_Exercise objective_
Your task is to output all the records below, word for word.

————————

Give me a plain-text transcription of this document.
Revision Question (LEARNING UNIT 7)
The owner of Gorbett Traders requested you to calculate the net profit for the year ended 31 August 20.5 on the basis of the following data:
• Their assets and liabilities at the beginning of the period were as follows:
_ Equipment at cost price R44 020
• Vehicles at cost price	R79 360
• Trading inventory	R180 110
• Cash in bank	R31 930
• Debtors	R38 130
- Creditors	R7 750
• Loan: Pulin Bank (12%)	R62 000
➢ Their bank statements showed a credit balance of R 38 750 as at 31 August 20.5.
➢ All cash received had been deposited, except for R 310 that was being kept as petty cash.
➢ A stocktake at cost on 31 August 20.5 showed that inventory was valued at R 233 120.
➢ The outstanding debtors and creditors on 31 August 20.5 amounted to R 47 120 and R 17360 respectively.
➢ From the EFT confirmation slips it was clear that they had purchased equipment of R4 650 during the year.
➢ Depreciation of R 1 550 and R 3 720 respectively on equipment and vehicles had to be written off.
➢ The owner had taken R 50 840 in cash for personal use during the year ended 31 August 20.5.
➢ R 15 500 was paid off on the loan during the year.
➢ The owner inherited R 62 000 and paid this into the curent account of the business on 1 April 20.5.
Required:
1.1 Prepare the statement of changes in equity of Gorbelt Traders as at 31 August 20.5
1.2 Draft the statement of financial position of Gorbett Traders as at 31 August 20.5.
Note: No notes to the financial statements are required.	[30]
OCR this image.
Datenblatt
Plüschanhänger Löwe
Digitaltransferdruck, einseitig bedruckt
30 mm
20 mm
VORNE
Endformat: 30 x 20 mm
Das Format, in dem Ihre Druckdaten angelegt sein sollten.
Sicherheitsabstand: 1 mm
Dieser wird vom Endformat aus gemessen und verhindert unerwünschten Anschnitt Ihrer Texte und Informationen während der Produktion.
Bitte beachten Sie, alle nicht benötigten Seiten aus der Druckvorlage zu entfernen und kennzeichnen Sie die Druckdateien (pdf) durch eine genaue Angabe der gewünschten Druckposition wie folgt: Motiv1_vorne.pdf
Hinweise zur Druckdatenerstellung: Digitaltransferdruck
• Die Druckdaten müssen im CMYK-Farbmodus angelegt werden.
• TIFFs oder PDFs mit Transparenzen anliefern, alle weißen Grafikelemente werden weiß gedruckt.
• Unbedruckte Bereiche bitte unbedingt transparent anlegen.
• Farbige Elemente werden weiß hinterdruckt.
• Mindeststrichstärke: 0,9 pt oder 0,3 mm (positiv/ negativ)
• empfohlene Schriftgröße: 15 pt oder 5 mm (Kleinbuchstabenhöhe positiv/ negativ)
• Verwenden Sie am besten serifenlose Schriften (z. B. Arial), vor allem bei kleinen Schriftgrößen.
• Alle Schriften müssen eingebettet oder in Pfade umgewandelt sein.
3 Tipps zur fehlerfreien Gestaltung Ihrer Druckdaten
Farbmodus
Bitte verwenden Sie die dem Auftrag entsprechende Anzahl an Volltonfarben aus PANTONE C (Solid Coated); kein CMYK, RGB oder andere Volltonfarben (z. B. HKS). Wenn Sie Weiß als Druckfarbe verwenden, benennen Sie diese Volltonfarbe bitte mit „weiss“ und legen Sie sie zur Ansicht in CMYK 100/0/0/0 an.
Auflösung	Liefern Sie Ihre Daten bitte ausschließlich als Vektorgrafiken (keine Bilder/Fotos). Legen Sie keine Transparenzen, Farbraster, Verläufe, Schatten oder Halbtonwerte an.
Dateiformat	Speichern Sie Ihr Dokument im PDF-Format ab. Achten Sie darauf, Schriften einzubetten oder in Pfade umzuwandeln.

————————

_Answer for this exercise_
Give me a plain-text transcription of this document.
Revision Question (LEARNING UNIT 7)
The owner of Gorbett Traders requested you to calculate the net profit for the year ended 31 August 20.5 on the basis of the following data:
• Their assets and liabilities at the beginning of the period were as follows:
_ Equipment at cost price R44 020
• Vehicles at cost price	R79 360
• Trading inventory	R180 110
• Cash in bank	R31 930
• Debtors	R38 130
- Creditors	R7 750
• Loan: Pulin Bank (12%)	R62 000
➢ Their bank statements showed a credit balance of R 38 750 as at 31 August 20.5.
➢ All cash received had been deposited, except for R 310 that was being kept as petty cash.
➢ A stocktake at cost on 31 August 20.5 showed that inventory was valued at R 233 120.
➢ The outstanding debtors and creditors on 31 August 20.5 amounted to R 47 120 and R 17360 respectively.
➢ From the EFT confirmation slips it was clear that they had purchased equipment of R4 650 during the year.
➢ Depreciation of R 1 550 and R 3 720 respectively on equipment and vehicles had to be written off.
➢ The owner had taken R 50 840 in cash for personal use during the year ended 31 August 20.5.
➢ R 15 500 was paid off on the loan during the year.
➢ The owner inherited R 62 000 and paid this into the curent account of the business on 1 April 20.5.
Required:
1.1 Prepare the statement of changes in equity of Gorbelt Traders as at 31 August 20.5
1.2 Draft the statement of financial position of Gorbett Traders as at 31 August 20.5.
Note: No notes to the financial statements are required.	[30]
OCR this image.
Datenblatt
Plüschanhänger Löwe
Digitaltransferdruck, einseitig bedruckt
30 mm
20 mm
VORNE
Endformat: 30 x 20 mm
Das Format, in dem Ihre Druckdaten angelegt sein sollten.
Sicherheitsabstand: 1 mm
Dieser wird vom Endformat aus gemessen und verhindert unerwünschten Anschnitt Ihrer Texte und Informationen während der Produktion.
Bitte beachten Sie, alle nicht benötigten Seiten aus der Druckvorlage zu entfernen und kennzeichnen Sie die Druckdateien (pdf) durch eine genaue Angabe der gewünschten Druckposition wie folgt: Motiv1_vorne.pdf
Hinweise zur Druckdatenerstellung: Digitaltransferdruck
• Die Druckdaten müssen im CMYK-Farbmodus angelegt werden.
• TIFFs oder PDFs mit Transparenzen anliefern, alle weißen Grafikelemente werden weiß gedruckt.
• Unbedruckte Bereiche bitte unbedingt transparent anlegen.
• Farbige Elemente werden weiß hinterdruckt.
• Mindeststrichstärke: 0,9 pt oder 0,3 mm (positiv/ negativ)
• empfohlene Schriftgröße: 15 pt oder 5 mm (Kleinbuchstabenhöhe positiv/ negativ)
• Verwenden Sie am besten serifenlose Schriften (z. B. Arial), vor allem bei kleinen Schriftgrößen.
• Alle Schriften müssen eingebettet oder in Pfade umgewandelt sein.
3 Tipps zur fehlerfreien Gestaltung Ihrer Druckdaten
Farbmodus
Bitte verwenden Sie die dem Auftrag entsprechende Anzahl an Volltonfarben aus PANTONE C (Solid Coated); kein CMYK, RGB oder andere Volltonfarben (z. B. HKS). Wenn Sie Weiß als Druckfarbe verwenden, benennen Sie diese Volltonfarbe bitte mit „weiss“ und legen Sie sie zur Ansicht in CMYK 100/0/0/0 an.
Auflösung	Liefern Sie Ihre Daten bitte ausschließlich als Vektorgrafiken (keine Bilder/Fotos). Legen Sie keine Transparenzen, Farbraster, Verläufe, Schatten oder Halbtonwerte an.
Dateiformat	Speichern Sie Ihr Dokument im PDF-Format ab. Achten Sie darauf, Schriften einzubetten oder in Pfade umzuwandeln.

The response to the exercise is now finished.